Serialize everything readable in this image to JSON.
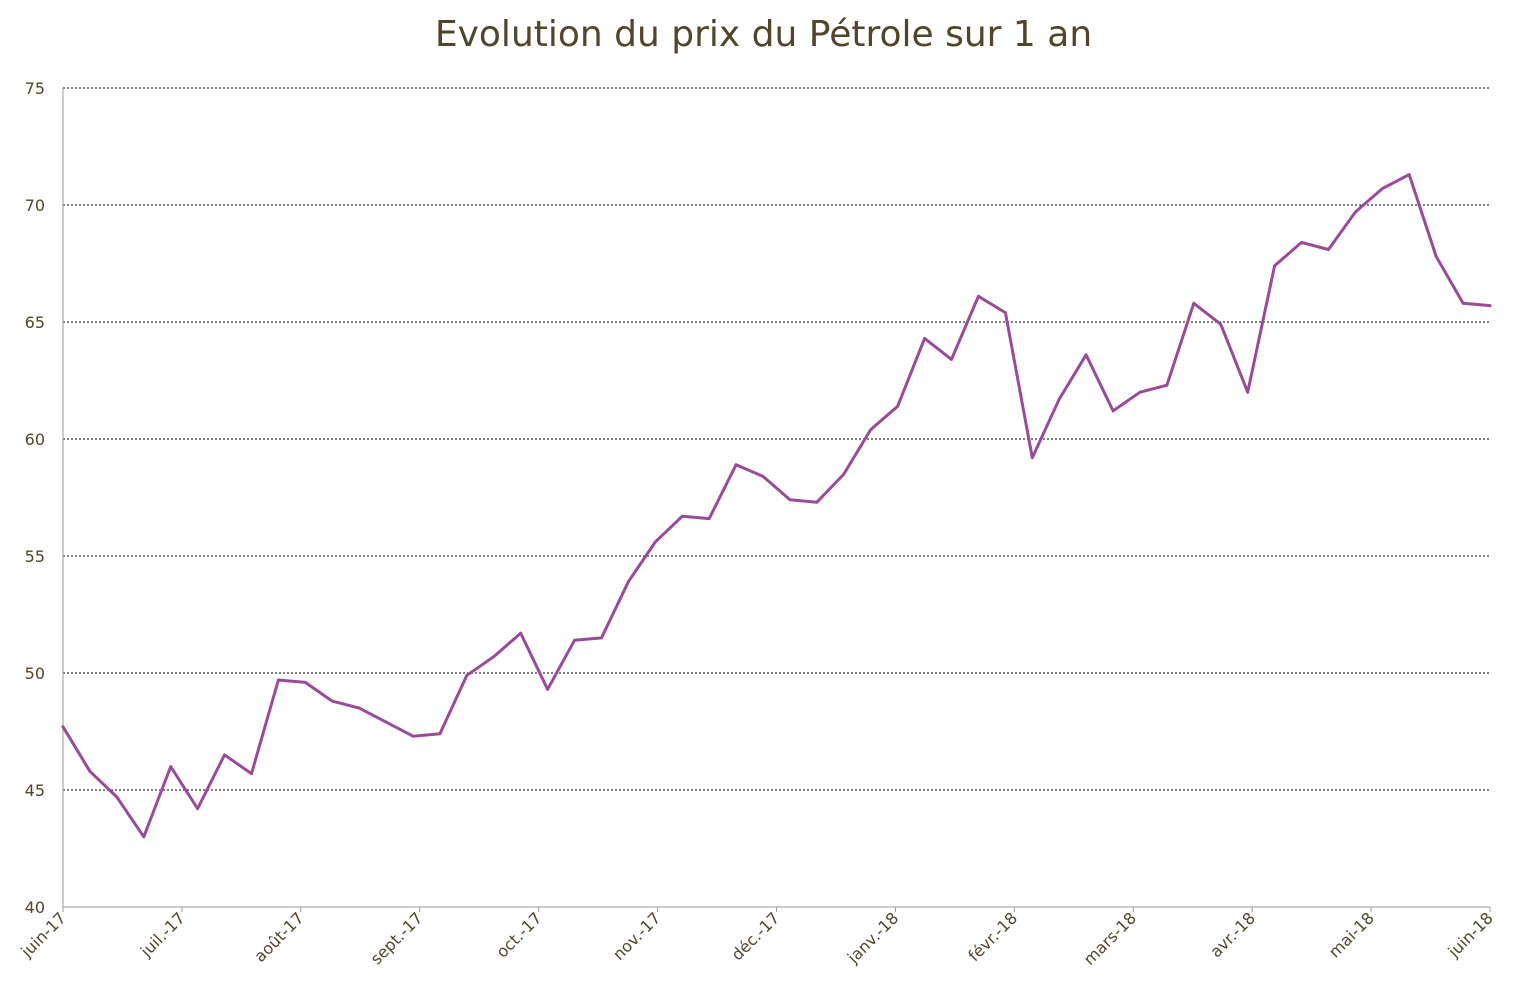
{
  "chart_data": {
    "type": "line",
    "title": "Evolution du prix du Pétrole sur 1 an",
    "xlabel": "",
    "ylabel": "",
    "ylim": [
      40,
      75
    ],
    "yticks": [
      40,
      45,
      50,
      55,
      60,
      65,
      70,
      75
    ],
    "xtick_labels": [
      "juin-17",
      "juil.-17",
      "août-17",
      "sept.-17",
      "oct.-17",
      "nov.-17",
      "déc.-17",
      "janv.-18",
      "févr.-18",
      "mars-18",
      "avr.-18",
      "mai-18",
      "juin-18"
    ],
    "grid": "horizontal dashed",
    "line_color": "#9b4a9b",
    "series": [
      {
        "values": [
          47.7,
          45.8,
          44.7,
          43.0,
          46.0,
          44.2,
          46.5,
          45.7,
          49.7,
          49.6,
          48.8,
          48.5,
          47.9,
          47.3,
          47.4,
          49.9,
          50.7,
          51.7,
          49.3,
          51.4,
          51.5,
          53.9,
          55.6,
          56.7,
          56.6,
          58.9,
          58.4,
          57.4,
          57.3,
          58.5,
          60.4,
          61.4,
          64.3,
          63.4,
          66.1,
          65.4,
          59.2,
          61.7,
          63.6,
          61.2,
          62.0,
          62.3,
          65.8,
          64.9,
          62.0,
          67.4,
          68.4,
          68.1,
          69.7,
          70.7,
          71.3,
          67.8,
          65.8,
          65.7
        ]
      }
    ]
  }
}
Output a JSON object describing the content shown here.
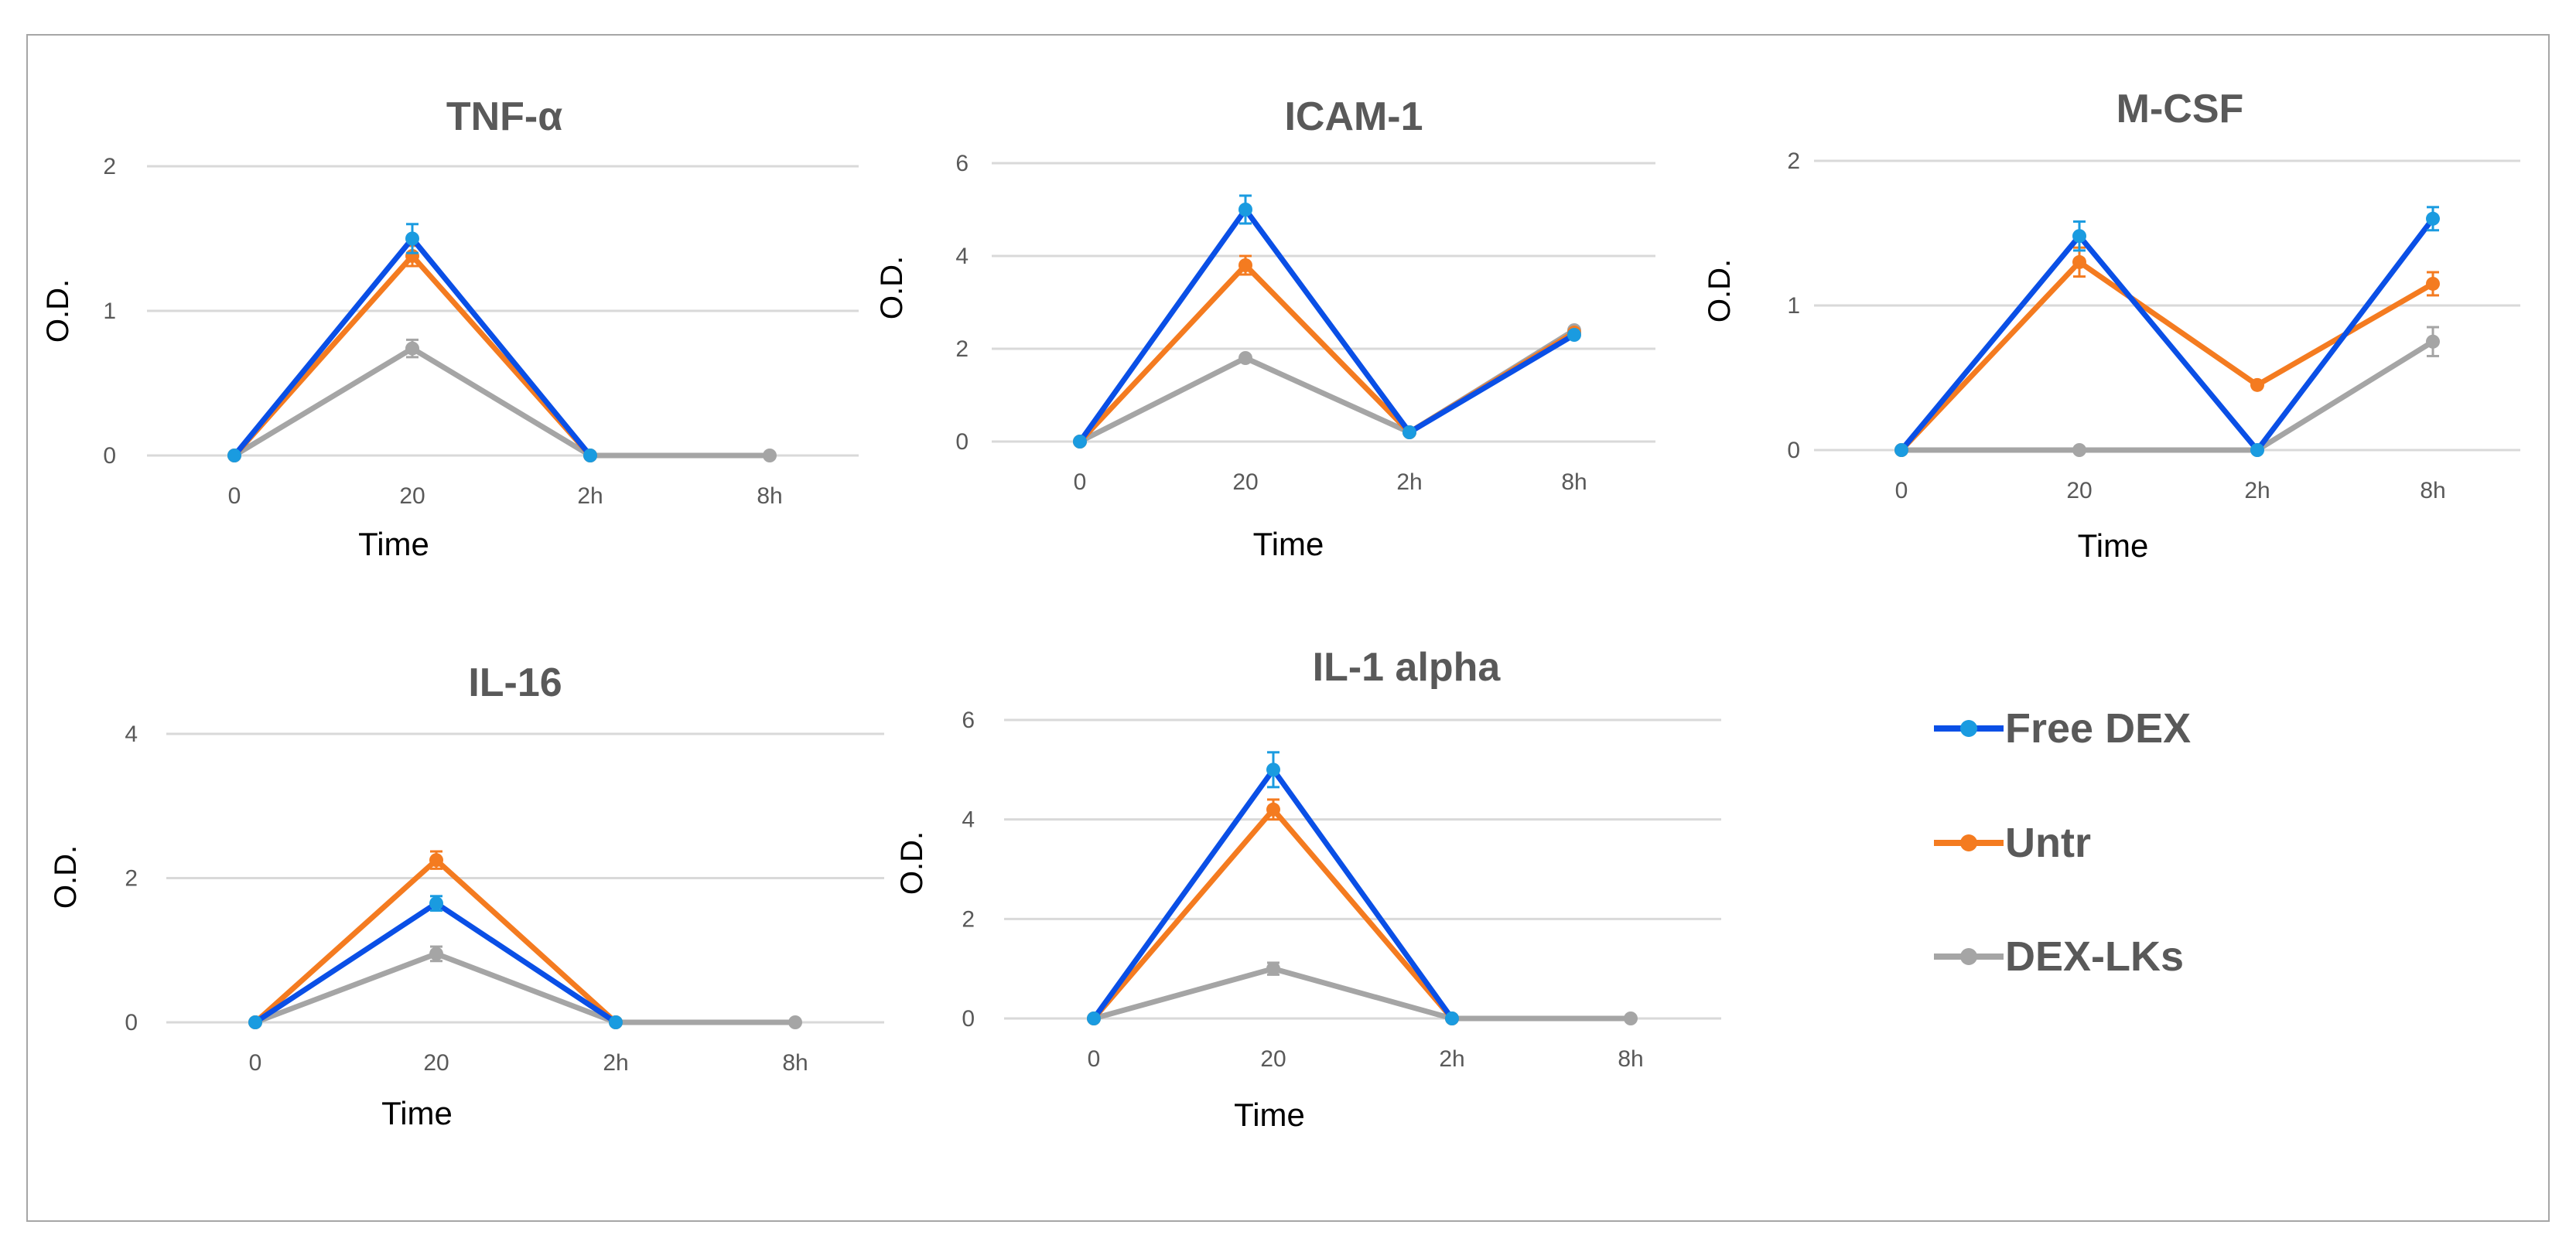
{
  "colors": {
    "free_dex": "#0a4fe6",
    "free_dex_err": "#1a9be0",
    "untr": "#f47b20",
    "dex_lks": "#a5a5a5",
    "grid": "#d9d9d9",
    "title": "#595959"
  },
  "legend": [
    {
      "label": "Free DEX",
      "color": "#0a4fe6"
    },
    {
      "label": "Untr",
      "color": "#f47b20"
    },
    {
      "label": "DEX-LKs",
      "color": "#a5a5a5"
    }
  ],
  "chart_data": [
    {
      "type": "line",
      "title": "TNF-α",
      "xlabel": "Time",
      "ylabel": "O.D.",
      "categories": [
        "0",
        "20",
        "2h",
        "8h"
      ],
      "ylim": [
        0,
        2
      ],
      "yticks": [
        0,
        1,
        2
      ],
      "series": [
        {
          "name": "Free DEX",
          "values": [
            0,
            1.5,
            0,
            null
          ],
          "err": [
            0,
            0.1,
            0,
            null
          ]
        },
        {
          "name": "Untr",
          "values": [
            0,
            1.38,
            0,
            null
          ],
          "err": [
            0,
            0.07,
            0,
            null
          ]
        },
        {
          "name": "DEX-LKs",
          "values": [
            0,
            0.74,
            0,
            0
          ],
          "err": [
            0,
            0.06,
            0,
            0
          ]
        }
      ]
    },
    {
      "type": "line",
      "title": "ICAM-1",
      "xlabel": "Time",
      "ylabel": "O.D.",
      "categories": [
        "0",
        "20",
        "2h",
        "8h"
      ],
      "ylim": [
        0,
        6
      ],
      "yticks": [
        0,
        2,
        4,
        6
      ],
      "series": [
        {
          "name": "Free DEX",
          "values": [
            0,
            5.0,
            0.2,
            2.3
          ],
          "err": [
            0,
            0.3,
            0,
            0
          ]
        },
        {
          "name": "Untr",
          "values": [
            0,
            3.8,
            0.2,
            2.35
          ],
          "err": [
            0,
            0.2,
            0,
            0
          ]
        },
        {
          "name": "DEX-LKs",
          "values": [
            0,
            1.8,
            0.2,
            2.4
          ],
          "err": [
            0,
            0.05,
            0,
            0.05
          ]
        }
      ]
    },
    {
      "type": "line",
      "title": "M-CSF",
      "xlabel": "Time",
      "ylabel": "O.D.",
      "categories": [
        "0",
        "20",
        "2h",
        "8h"
      ],
      "ylim": [
        0,
        2
      ],
      "yticks": [
        0,
        1,
        2
      ],
      "series": [
        {
          "name": "Free DEX",
          "values": [
            0,
            1.48,
            0,
            1.6
          ],
          "err": [
            0,
            0.1,
            0,
            0.08
          ]
        },
        {
          "name": "Untr",
          "values": [
            0,
            1.3,
            0.45,
            1.15
          ],
          "err": [
            0,
            0.1,
            0,
            0.08
          ]
        },
        {
          "name": "DEX-LKs",
          "values": [
            0,
            0,
            0,
            0.75
          ],
          "err": [
            0,
            0,
            0,
            0.1
          ]
        }
      ]
    },
    {
      "type": "line",
      "title": "IL-16",
      "xlabel": "Time",
      "ylabel": "O.D.",
      "categories": [
        "0",
        "20",
        "2h",
        "8h"
      ],
      "ylim": [
        0,
        4
      ],
      "yticks": [
        0,
        2,
        4
      ],
      "series": [
        {
          "name": "Free DEX",
          "values": [
            0,
            1.65,
            0,
            null
          ],
          "err": [
            0,
            0.1,
            0,
            null
          ]
        },
        {
          "name": "Untr",
          "values": [
            0,
            2.25,
            0,
            null
          ],
          "err": [
            0,
            0.12,
            0,
            null
          ]
        },
        {
          "name": "DEX-LKs",
          "values": [
            0,
            0.95,
            0,
            0
          ],
          "err": [
            0,
            0.1,
            0,
            0
          ]
        }
      ]
    },
    {
      "type": "line",
      "title": "IL-1 alpha",
      "xlabel": "Time",
      "ylabel": "O.D.",
      "categories": [
        "0",
        "20",
        "2h",
        "8h"
      ],
      "ylim": [
        0,
        6
      ],
      "yticks": [
        0,
        2,
        4,
        6
      ],
      "series": [
        {
          "name": "Free DEX",
          "values": [
            0,
            5.0,
            0,
            null
          ],
          "err": [
            0,
            0.35,
            0,
            null
          ]
        },
        {
          "name": "Untr",
          "values": [
            0,
            4.2,
            0,
            null
          ],
          "err": [
            0,
            0.2,
            0,
            null
          ]
        },
        {
          "name": "DEX-LKs",
          "values": [
            0,
            1.0,
            0,
            0
          ],
          "err": [
            0,
            0.12,
            0,
            0
          ]
        }
      ]
    }
  ]
}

_____

_REQUEST:_ Pick each line holding the word "JSON" out of the listing.

_SOLUTION:_
Serialize everything readable in this image to JSON.
Output a JSON object describing the content shown here.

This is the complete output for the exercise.